*SHORT TASK:* Lines containing the string "type" are to be collected in full.
------
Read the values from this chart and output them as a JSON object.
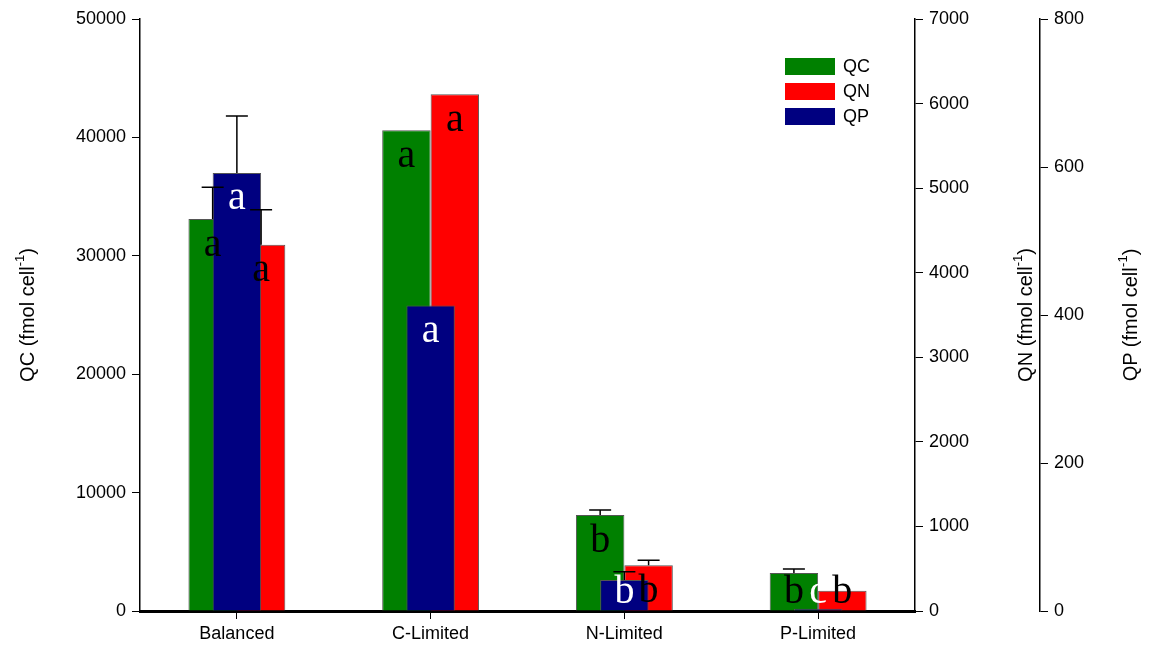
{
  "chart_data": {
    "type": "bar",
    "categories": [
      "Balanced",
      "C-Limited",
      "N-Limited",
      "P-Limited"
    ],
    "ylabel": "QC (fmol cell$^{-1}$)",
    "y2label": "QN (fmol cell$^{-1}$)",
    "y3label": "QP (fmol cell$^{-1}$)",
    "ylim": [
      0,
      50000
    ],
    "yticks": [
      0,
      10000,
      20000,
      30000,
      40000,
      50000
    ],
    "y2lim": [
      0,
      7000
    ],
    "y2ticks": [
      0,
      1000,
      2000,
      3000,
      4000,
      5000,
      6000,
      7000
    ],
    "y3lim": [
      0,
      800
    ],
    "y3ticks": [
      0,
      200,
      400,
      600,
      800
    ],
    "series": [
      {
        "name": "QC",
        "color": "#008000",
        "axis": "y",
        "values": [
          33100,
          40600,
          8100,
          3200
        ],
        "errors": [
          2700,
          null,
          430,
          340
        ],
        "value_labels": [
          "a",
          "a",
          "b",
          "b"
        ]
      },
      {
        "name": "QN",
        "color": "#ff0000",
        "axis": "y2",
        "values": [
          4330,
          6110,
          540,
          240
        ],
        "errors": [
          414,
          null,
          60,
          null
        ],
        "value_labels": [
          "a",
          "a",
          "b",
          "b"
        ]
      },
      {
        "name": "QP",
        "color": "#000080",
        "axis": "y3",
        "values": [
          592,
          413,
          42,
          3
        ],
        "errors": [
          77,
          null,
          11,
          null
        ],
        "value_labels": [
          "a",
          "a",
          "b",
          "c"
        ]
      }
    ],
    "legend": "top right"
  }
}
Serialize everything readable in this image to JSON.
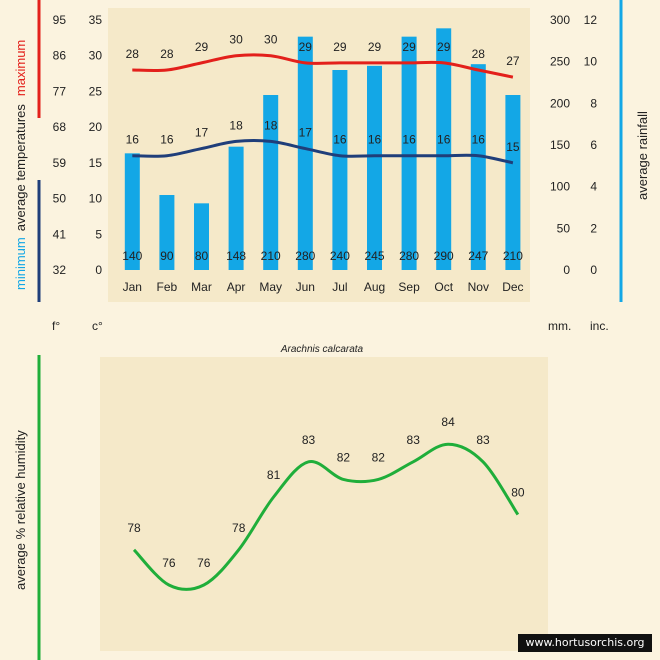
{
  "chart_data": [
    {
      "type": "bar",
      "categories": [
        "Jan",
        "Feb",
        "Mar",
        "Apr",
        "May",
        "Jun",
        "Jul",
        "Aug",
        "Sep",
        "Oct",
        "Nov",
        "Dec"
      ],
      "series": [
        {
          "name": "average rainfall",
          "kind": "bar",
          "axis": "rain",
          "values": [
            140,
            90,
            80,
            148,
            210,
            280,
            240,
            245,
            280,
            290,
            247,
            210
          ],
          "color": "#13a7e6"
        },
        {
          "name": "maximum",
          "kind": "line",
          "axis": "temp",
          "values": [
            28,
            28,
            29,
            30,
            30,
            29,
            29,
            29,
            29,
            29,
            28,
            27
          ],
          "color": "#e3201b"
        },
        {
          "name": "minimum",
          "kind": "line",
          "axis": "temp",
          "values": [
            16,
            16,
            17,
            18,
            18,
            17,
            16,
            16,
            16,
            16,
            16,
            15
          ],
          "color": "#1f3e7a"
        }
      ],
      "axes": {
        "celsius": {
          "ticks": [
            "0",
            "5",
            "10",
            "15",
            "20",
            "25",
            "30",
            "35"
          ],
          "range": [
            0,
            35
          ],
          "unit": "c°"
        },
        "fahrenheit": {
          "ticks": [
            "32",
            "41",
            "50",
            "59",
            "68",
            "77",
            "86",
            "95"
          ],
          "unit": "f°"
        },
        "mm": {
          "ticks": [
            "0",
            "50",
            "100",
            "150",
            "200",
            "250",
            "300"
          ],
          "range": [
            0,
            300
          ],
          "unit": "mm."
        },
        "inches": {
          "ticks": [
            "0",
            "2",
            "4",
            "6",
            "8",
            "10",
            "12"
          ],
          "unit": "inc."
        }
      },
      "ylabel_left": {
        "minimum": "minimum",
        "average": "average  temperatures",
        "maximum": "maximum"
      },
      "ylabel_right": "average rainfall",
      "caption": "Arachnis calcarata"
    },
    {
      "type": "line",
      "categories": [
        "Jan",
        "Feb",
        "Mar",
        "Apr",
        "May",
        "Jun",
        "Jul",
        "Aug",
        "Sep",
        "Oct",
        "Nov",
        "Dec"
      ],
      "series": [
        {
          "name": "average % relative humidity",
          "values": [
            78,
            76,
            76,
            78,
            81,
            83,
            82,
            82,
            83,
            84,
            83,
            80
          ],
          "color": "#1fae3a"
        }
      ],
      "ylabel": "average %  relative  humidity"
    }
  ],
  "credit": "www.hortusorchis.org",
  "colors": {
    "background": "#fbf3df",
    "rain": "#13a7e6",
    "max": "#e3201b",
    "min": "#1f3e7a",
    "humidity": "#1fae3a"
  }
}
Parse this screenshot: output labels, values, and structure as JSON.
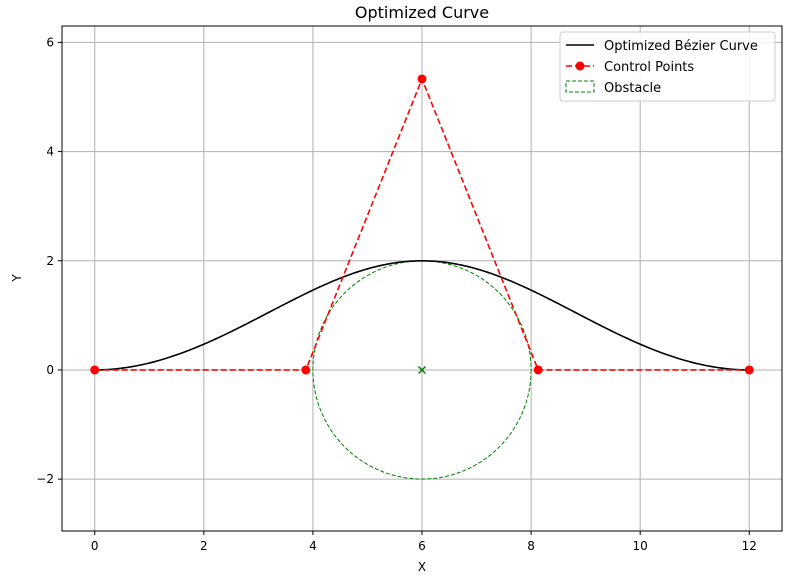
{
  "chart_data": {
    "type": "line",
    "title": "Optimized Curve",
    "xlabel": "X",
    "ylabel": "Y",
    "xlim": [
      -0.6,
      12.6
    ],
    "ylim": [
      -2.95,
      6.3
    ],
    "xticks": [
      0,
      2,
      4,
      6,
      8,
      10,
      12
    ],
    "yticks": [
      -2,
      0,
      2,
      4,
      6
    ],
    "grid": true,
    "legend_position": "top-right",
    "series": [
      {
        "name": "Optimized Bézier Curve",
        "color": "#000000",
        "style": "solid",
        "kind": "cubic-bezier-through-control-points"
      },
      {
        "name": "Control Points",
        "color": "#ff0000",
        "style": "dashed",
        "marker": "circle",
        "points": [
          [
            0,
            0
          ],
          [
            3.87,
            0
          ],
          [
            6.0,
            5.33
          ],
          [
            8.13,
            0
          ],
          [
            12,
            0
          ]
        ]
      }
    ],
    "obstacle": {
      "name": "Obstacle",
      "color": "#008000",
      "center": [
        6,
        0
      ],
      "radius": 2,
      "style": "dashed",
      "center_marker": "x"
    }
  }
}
------
*THE ANSWER:*
    "type": "bar",
      "type": "bar",
      "type": "line",
    "type": "line",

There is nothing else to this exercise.